## Given task:
Copy the material that follows word for word and omit its pictures.

## Listing:
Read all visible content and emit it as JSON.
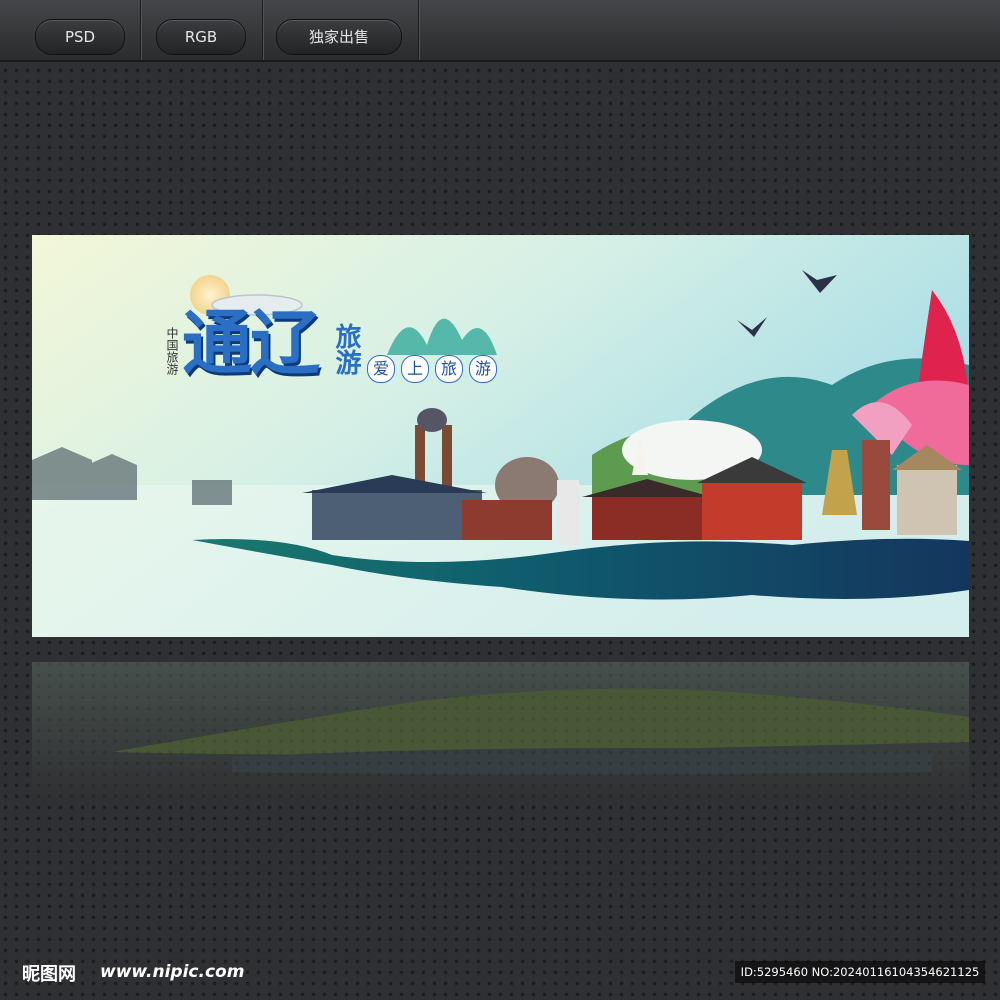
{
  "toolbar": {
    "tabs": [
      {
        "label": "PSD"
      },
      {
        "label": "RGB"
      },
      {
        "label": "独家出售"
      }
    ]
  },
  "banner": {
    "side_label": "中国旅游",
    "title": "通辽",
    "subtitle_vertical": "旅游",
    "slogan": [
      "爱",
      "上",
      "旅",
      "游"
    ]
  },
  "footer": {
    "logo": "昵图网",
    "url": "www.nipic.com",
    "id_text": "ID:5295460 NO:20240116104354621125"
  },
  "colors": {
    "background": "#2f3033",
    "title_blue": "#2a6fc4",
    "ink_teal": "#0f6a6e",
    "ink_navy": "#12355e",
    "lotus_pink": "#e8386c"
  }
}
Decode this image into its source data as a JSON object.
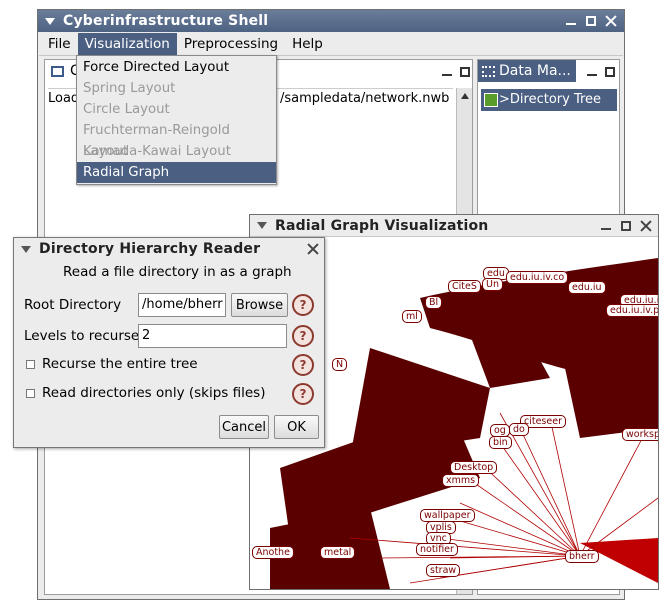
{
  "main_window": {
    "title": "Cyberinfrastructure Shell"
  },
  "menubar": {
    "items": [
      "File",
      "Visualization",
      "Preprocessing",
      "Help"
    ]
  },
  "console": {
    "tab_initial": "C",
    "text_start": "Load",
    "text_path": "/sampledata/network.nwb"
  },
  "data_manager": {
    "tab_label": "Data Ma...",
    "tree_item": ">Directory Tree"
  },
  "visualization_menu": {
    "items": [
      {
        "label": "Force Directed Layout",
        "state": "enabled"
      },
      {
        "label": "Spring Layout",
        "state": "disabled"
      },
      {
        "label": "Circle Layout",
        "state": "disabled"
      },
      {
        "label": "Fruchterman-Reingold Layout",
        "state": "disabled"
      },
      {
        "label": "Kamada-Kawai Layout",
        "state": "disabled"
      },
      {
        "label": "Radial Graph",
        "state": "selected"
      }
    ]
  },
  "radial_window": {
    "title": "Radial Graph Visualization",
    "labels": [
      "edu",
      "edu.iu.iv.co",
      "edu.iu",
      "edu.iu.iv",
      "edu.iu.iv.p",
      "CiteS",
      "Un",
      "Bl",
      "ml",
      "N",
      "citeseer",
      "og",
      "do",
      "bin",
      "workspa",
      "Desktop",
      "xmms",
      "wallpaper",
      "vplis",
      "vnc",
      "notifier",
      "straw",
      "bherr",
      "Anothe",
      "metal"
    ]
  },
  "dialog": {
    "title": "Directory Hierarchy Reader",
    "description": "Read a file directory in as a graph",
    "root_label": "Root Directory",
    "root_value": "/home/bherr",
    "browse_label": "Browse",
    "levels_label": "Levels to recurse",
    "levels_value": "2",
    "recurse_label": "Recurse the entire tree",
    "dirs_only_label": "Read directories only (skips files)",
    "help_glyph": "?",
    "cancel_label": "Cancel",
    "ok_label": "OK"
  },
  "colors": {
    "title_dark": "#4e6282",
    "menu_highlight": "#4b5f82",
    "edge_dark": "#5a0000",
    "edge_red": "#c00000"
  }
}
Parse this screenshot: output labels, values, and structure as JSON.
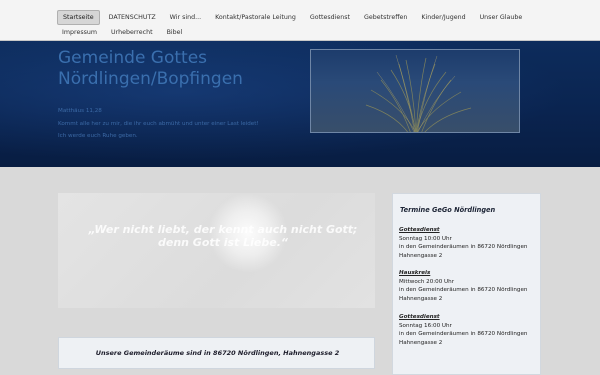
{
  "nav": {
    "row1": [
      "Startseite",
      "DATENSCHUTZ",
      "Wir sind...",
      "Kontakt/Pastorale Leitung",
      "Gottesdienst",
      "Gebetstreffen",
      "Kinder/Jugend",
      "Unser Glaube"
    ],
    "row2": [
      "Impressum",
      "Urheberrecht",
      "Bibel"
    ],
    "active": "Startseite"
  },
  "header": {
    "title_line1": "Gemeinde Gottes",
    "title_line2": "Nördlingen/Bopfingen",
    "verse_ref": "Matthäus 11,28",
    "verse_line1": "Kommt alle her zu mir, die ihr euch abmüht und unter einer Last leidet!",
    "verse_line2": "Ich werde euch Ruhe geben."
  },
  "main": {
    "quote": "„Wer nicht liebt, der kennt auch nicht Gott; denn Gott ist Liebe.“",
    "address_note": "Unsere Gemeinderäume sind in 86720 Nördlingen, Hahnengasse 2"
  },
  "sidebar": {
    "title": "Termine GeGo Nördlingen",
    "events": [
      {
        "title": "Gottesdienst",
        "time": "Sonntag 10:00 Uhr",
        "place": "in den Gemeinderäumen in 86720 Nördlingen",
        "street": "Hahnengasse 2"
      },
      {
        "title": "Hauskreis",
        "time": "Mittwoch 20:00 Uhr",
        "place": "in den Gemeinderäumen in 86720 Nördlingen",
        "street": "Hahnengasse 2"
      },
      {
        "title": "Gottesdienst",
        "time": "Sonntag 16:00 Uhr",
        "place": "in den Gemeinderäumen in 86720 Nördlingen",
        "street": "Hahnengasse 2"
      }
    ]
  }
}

## Solution for this problem:
Read all visible content and emit it as JSON.
{
  "toolbar": {
    "tabs": [
      {
        "label": "PSD"
      },
      {
        "label": "RGB"
      },
      {
        "label": "独家出售"
      }
    ]
  },
  "banner": {
    "side_label": "中国旅游",
    "title": "通辽",
    "subtitle_vertical": "旅游",
    "slogan": [
      "爱",
      "上",
      "旅",
      "游"
    ]
  },
  "footer": {
    "logo": "昵图网",
    "url": "www.nipic.com",
    "id_text": "ID:5295460 NO:20240116104354621125"
  },
  "colors": {
    "background": "#2f3033",
    "title_blue": "#2a6fc4",
    "ink_teal": "#0f6a6e",
    "ink_navy": "#12355e",
    "lotus_pink": "#e8386c"
  }
}
Decode this image into its source data as a JSON object.
{
  "main_window": {
    "title": "Cyberinfrastructure Shell"
  },
  "menubar": {
    "items": [
      "File",
      "Visualization",
      "Preprocessing",
      "Help"
    ]
  },
  "console": {
    "tab_initial": "C",
    "text_start": "Load",
    "text_path": "/sampledata/network.nwb"
  },
  "data_manager": {
    "tab_label": "Data Ma...",
    "tree_item": ">Directory Tree"
  },
  "visualization_menu": {
    "items": [
      {
        "label": "Force Directed Layout",
        "state": "enabled"
      },
      {
        "label": "Spring Layout",
        "state": "disabled"
      },
      {
        "label": "Circle Layout",
        "state": "disabled"
      },
      {
        "label": "Fruchterman-Reingold Layout",
        "state": "disabled"
      },
      {
        "label": "Kamada-Kawai Layout",
        "state": "disabled"
      },
      {
        "label": "Radial Graph",
        "state": "selected"
      }
    ]
  },
  "radial_window": {
    "title": "Radial Graph Visualization",
    "labels": [
      "edu",
      "edu.iu.iv.co",
      "edu.iu",
      "edu.iu.iv",
      "edu.iu.iv.p",
      "CiteS",
      "Un",
      "Bl",
      "ml",
      "N",
      "citeseer",
      "og",
      "do",
      "bin",
      "workspa",
      "Desktop",
      "xmms",
      "wallpaper",
      "vplis",
      "vnc",
      "notifier",
      "straw",
      "bherr",
      "Anothe",
      "metal"
    ]
  },
  "dialog": {
    "title": "Directory Hierarchy Reader",
    "description": "Read a file directory in as a graph",
    "root_label": "Root Directory",
    "root_value": "/home/bherr",
    "browse_label": "Browse",
    "levels_label": "Levels to recurse",
    "levels_value": "2",
    "recurse_label": "Recurse the entire tree",
    "dirs_only_label": "Read directories only (skips files)",
    "help_glyph": "?",
    "cancel_label": "Cancel",
    "ok_label": "OK"
  },
  "colors": {
    "title_dark": "#4e6282",
    "menu_highlight": "#4b5f82",
    "edge_dark": "#5a0000",
    "edge_red": "#c00000"
  }
}
Parse this screenshot: output labels, values, and structure as JSON.
{
  "nav": {
    "row1": [
      "Startseite",
      "DATENSCHUTZ",
      "Wir sind...",
      "Kontakt/Pastorale Leitung",
      "Gottesdienst",
      "Gebetstreffen",
      "Kinder/Jugend",
      "Unser Glaube"
    ],
    "row2": [
      "Impressum",
      "Urheberrecht",
      "Bibel"
    ],
    "active": "Startseite"
  },
  "header": {
    "title_line1": "Gemeinde Gottes",
    "title_line2": "Nördlingen/Bopfingen",
    "verse_ref": "Matthäus 11,28",
    "verse_line1": "Kommt alle her zu mir, die ihr euch abmüht und unter einer Last leidet!",
    "verse_line2": "Ich werde euch Ruhe geben."
  },
  "main": {
    "quote": "„Wer nicht liebt, der kennt auch nicht Gott; denn Gott ist Liebe.“",
    "address_note": "Unsere Gemeinderäume sind in 86720 Nördlingen, Hahnengasse 2"
  },
  "sidebar": {
    "title": "Termine GeGo Nördlingen",
    "events": [
      {
        "title": "Gottesdienst",
        "time": "Sonntag 10:00 Uhr",
        "place": "in den Gemeinderäumen in 86720 Nördlingen",
        "street": "Hahnengasse 2"
      },
      {
        "title": "Hauskreis",
        "time": "Mittwoch 20:00 Uhr",
        "place": "in den Gemeinderäumen in 86720 Nördlingen",
        "street": "Hahnengasse 2"
      },
      {
        "title": "Gottesdienst",
        "time": "Sonntag 16:00 Uhr",
        "place": "in den Gemeinderäumen in 86720 Nördlingen",
        "street": "Hahnengasse 2"
      }
    ]
  }
}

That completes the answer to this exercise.